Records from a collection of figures
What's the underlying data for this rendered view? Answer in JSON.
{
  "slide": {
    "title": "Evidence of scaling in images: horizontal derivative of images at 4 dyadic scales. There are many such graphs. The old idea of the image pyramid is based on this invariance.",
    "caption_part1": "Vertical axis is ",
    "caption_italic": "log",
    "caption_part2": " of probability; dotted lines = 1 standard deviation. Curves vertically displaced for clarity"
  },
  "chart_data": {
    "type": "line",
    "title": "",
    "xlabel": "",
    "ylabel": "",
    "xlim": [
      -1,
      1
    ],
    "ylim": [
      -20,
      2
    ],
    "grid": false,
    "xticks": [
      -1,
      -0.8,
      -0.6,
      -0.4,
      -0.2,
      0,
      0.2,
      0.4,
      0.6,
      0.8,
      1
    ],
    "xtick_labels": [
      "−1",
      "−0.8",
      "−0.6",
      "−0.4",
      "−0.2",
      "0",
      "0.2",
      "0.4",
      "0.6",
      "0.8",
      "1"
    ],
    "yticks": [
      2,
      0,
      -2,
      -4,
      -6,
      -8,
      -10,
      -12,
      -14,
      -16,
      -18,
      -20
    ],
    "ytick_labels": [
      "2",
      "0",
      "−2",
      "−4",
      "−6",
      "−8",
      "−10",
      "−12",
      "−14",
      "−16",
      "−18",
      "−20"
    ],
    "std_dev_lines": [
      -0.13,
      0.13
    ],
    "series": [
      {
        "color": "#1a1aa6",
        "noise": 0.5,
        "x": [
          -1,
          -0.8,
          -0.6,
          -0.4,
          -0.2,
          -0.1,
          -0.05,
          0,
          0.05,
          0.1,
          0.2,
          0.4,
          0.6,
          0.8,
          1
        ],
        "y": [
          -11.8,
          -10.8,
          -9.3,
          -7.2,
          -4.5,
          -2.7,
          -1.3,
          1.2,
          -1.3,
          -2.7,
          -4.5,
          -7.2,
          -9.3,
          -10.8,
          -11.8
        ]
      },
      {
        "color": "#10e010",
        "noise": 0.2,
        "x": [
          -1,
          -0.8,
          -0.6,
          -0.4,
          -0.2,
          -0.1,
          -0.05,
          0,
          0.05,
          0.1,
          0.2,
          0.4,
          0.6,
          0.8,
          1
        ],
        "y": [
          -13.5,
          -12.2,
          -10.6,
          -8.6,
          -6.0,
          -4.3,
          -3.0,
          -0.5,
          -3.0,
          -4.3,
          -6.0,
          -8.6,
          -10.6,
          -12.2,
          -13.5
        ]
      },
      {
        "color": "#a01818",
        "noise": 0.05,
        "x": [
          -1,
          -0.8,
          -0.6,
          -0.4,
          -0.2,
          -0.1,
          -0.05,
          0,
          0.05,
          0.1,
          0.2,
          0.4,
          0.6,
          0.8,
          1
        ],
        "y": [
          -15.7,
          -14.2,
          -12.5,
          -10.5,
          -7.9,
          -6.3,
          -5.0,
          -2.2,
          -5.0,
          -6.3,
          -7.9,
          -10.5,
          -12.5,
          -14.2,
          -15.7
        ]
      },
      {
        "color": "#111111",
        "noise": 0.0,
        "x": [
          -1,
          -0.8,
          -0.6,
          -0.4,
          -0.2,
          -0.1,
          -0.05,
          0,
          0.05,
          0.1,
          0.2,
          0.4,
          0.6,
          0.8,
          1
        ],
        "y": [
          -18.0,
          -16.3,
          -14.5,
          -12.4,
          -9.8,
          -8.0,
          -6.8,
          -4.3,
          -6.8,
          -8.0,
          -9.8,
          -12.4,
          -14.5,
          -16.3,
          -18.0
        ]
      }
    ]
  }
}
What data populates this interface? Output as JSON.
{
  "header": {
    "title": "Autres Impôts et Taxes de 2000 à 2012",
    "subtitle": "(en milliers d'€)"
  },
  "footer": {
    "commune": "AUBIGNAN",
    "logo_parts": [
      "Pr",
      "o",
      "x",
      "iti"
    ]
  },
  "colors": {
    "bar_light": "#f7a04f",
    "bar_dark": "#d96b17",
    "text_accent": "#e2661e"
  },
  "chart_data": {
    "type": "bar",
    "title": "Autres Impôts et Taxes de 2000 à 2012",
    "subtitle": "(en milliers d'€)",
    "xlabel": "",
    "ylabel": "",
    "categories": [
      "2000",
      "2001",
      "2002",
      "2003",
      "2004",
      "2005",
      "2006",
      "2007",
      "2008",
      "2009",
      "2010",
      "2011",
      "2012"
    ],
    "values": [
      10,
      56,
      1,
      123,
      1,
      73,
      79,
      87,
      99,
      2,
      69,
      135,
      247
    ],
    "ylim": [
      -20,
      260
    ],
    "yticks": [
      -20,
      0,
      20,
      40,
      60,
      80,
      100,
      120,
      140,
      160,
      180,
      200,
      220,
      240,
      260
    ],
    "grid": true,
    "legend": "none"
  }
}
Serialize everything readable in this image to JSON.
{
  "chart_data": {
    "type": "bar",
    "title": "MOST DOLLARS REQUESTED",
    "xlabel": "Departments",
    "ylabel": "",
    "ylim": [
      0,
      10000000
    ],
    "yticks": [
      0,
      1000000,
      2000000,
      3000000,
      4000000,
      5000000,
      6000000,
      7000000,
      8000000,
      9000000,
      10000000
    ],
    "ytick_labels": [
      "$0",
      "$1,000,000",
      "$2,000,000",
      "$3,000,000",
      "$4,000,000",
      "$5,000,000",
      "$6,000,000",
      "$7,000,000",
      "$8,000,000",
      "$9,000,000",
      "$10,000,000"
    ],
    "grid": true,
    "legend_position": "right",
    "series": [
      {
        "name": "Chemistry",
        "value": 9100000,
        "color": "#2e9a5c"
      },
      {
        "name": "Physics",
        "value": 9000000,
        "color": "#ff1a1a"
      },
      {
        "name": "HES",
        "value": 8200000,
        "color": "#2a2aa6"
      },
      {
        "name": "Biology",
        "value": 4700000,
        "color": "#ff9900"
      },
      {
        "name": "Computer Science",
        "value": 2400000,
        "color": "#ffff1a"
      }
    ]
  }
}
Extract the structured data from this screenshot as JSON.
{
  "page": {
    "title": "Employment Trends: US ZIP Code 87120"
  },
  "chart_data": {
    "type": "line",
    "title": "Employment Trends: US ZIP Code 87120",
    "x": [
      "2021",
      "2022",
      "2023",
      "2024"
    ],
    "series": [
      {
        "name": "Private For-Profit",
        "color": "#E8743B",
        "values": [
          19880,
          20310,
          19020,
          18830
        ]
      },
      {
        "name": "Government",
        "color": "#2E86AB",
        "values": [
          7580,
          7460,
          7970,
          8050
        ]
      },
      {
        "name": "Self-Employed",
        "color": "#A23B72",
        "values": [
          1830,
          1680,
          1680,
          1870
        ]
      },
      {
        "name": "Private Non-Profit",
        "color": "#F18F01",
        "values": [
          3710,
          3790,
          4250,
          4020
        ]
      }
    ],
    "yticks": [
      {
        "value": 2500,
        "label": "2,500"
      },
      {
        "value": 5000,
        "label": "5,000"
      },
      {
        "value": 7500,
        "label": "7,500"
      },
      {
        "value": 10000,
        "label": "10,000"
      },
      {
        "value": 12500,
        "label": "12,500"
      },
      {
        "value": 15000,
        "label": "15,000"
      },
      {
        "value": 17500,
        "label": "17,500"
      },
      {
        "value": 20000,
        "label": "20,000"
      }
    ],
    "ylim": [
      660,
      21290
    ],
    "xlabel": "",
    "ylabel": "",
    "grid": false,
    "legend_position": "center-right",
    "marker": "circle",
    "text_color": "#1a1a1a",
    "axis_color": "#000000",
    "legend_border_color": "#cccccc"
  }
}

### What to do
Find the word "Employment" in the material, then list each line that holds it.

### Exercise answer
    "title": "Employment Trends: US ZIP Code 87120"
    "title": "Employment Trends: US ZIP Code 87120",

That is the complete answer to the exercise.